WHAT THE EXERCISE ASKS - Return each entry exactly, with none missing.

(Dataset rows)
--- start ---

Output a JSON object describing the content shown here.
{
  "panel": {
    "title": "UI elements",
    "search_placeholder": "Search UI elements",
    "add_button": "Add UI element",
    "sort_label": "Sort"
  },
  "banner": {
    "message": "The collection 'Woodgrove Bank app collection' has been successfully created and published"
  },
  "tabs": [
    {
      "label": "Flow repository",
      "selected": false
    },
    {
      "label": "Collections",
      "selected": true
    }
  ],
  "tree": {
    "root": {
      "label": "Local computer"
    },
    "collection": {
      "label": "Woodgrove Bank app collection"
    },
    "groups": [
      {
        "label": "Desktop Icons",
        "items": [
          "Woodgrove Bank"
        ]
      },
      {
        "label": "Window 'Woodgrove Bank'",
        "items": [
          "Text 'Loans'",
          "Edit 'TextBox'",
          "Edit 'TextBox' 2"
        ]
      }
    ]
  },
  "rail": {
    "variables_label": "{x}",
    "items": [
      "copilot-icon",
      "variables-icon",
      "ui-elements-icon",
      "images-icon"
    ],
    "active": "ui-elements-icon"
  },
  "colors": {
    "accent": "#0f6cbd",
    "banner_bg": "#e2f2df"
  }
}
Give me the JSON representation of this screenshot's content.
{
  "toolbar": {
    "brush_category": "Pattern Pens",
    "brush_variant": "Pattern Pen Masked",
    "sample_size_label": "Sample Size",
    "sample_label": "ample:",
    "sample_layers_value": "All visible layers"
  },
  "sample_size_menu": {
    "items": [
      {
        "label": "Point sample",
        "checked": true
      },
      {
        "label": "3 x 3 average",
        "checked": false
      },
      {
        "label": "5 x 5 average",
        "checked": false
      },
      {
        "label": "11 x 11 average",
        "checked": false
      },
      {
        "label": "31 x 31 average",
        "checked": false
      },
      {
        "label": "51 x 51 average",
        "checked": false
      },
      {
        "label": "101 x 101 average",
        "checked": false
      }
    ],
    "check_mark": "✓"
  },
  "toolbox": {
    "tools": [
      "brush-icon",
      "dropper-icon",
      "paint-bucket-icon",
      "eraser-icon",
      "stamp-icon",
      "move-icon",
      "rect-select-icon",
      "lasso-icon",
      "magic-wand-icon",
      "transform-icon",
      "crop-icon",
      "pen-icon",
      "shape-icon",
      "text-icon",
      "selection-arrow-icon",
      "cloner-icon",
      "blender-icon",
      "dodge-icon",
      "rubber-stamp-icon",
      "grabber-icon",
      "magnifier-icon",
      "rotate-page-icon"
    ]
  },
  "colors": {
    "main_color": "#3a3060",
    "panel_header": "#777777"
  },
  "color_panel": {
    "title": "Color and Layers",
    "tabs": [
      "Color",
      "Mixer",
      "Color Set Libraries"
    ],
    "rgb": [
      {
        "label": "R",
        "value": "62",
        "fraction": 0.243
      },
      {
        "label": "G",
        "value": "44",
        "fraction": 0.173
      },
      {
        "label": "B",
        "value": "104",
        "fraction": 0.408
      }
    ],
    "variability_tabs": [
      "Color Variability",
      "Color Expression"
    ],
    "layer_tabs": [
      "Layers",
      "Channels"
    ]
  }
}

--- end ---

EXPECTED ANSWER -
Output a JSON object describing the content shown here.
{
  "panel": {
    "title": "UI elements",
    "search_placeholder": "Search UI elements",
    "add_button": "Add UI element",
    "sort_label": "Sort"
  },
  "banner": {
    "message": "The collection 'Woodgrove Bank app collection' has been successfully created and published"
  },
  "tabs": [
    {
      "label": "Flow repository",
      "selected": false
    },
    {
      "label": "Collections",
      "selected": true
    }
  ],
  "tree": {
    "root": {
      "label": "Local computer"
    },
    "collection": {
      "label": "Woodgrove Bank app collection"
    },
    "groups": [
      {
        "label": "Desktop Icons",
        "items": [
          "Woodgrove Bank"
        ]
      },
      {
        "label": "Window 'Woodgrove Bank'",
        "items": [
          "Text 'Loans'",
          "Edit 'TextBox'",
          "Edit 'TextBox' 2"
        ]
      }
    ]
  },
  "rail": {
    "variables_label": "{x}",
    "items": [
      "copilot-icon",
      "variables-icon",
      "ui-elements-icon",
      "images-icon"
    ],
    "active": "ui-elements-icon"
  },
  "colors": {
    "accent": "#0f6cbd",
    "banner_bg": "#e2f2df"
  }
}
Give me the JSON representation of this screenshot's content.
{
  "toolbar": {
    "brush_category": "Pattern Pens",
    "brush_variant": "Pattern Pen Masked",
    "sample_size_label": "Sample Size",
    "sample_label": "ample:",
    "sample_layers_value": "All visible layers"
  },
  "sample_size_menu": {
    "items": [
      {
        "label": "Point sample",
        "checked": true
      },
      {
        "label": "3 x 3 average",
        "checked": false
      },
      {
        "label": "5 x 5 average",
        "checked": false
      },
      {
        "label": "11 x 11 average",
        "checked": false
      },
      {
        "label": "31 x 31 average",
        "checked": false
      },
      {
        "label": "51 x 51 average",
        "checked": false
      },
      {
        "label": "101 x 101 average",
        "checked": false
      }
    ],
    "check_mark": "✓"
  },
  "toolbox": {
    "tools": [
      "brush-icon",
      "dropper-icon",
      "paint-bucket-icon",
      "eraser-icon",
      "stamp-icon",
      "move-icon",
      "rect-select-icon",
      "lasso-icon",
      "magic-wand-icon",
      "transform-icon",
      "crop-icon",
      "pen-icon",
      "shape-icon",
      "text-icon",
      "selection-arrow-icon",
      "cloner-icon",
      "blender-icon",
      "dodge-icon",
      "rubber-stamp-icon",
      "grabber-icon",
      "magnifier-icon",
      "rotate-page-icon"
    ]
  },
  "colors": {
    "main_color": "#3a3060",
    "panel_header": "#777777"
  },
  "color_panel": {
    "title": "Color and Layers",
    "tabs": [
      "Color",
      "Mixer",
      "Color Set Libraries"
    ],
    "rgb": [
      {
        "label": "R",
        "value": "62",
        "fraction": 0.243
      },
      {
        "label": "G",
        "value": "44",
        "fraction": 0.173
      },
      {
        "label": "B",
        "value": "104",
        "fraction": 0.408
      }
    ],
    "variability_tabs": [
      "Color Variability",
      "Color Expression"
    ],
    "layer_tabs": [
      "Layers",
      "Channels"
    ]
  }
}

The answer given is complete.